> Problem requirements:
List each line of the data that holds the string "liczba".

> Lines of data:
— begin —
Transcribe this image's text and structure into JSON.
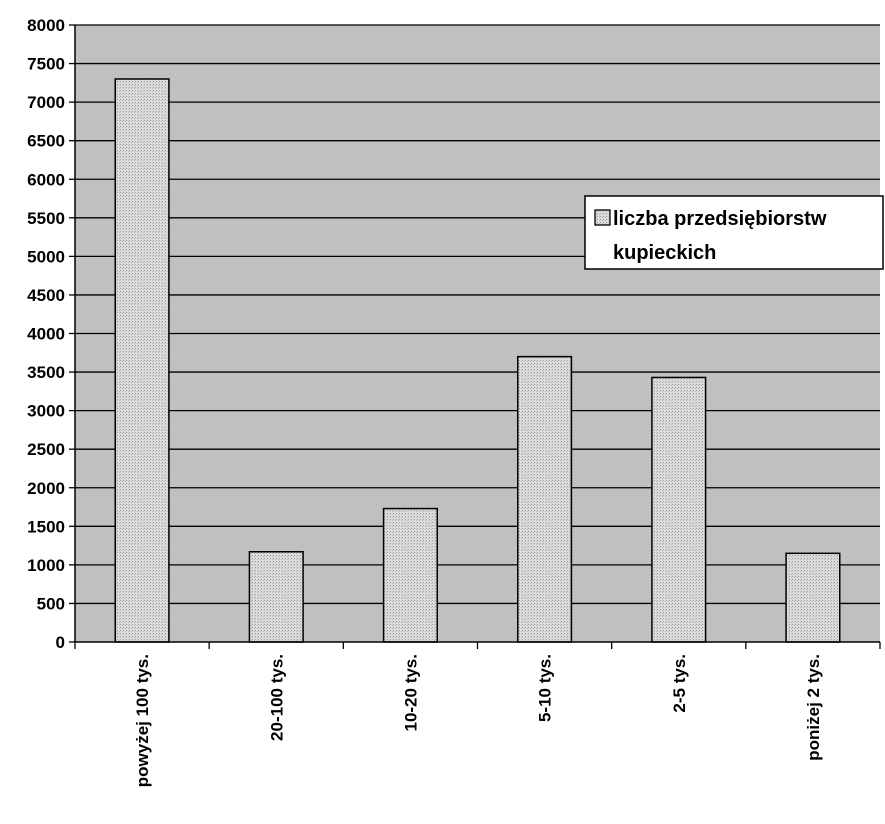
{
  "chart_data": {
    "type": "bar",
    "title": "",
    "xlabel": "",
    "ylabel": "",
    "categories": [
      "powyżej 100 tys.",
      "20-100 tys.",
      "10-20 tys.",
      "5-10 tys.",
      "2-5 tys.",
      "poniżej 2 tys."
    ],
    "series": [
      {
        "name": "liczba przedsiębiorstw kupieckich",
        "values": [
          7300,
          1170,
          1730,
          3700,
          3430,
          1150
        ]
      }
    ],
    "ylim": [
      0,
      8000
    ],
    "yticks": [
      "0",
      "500",
      "1000",
      "1500",
      "2000",
      "2500",
      "3000",
      "3500",
      "4000",
      "4500",
      "5000",
      "5500",
      "6000",
      "6500",
      "7000",
      "7500",
      "8000"
    ],
    "grid": true,
    "legend": {
      "placement": "right",
      "lines": [
        "liczba przedsiębiorstw",
        "kupieckich"
      ]
    },
    "colors": {
      "plot_background": "#c0c0c0",
      "bar_fill": "#d6d6d6",
      "bar_stroke": "#000000",
      "grid": "#000000"
    }
  }
}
— end —
> Final result:
        "name": "liczba przedsiębiorstw kupieckich",
        "liczba przedsiębiorstw",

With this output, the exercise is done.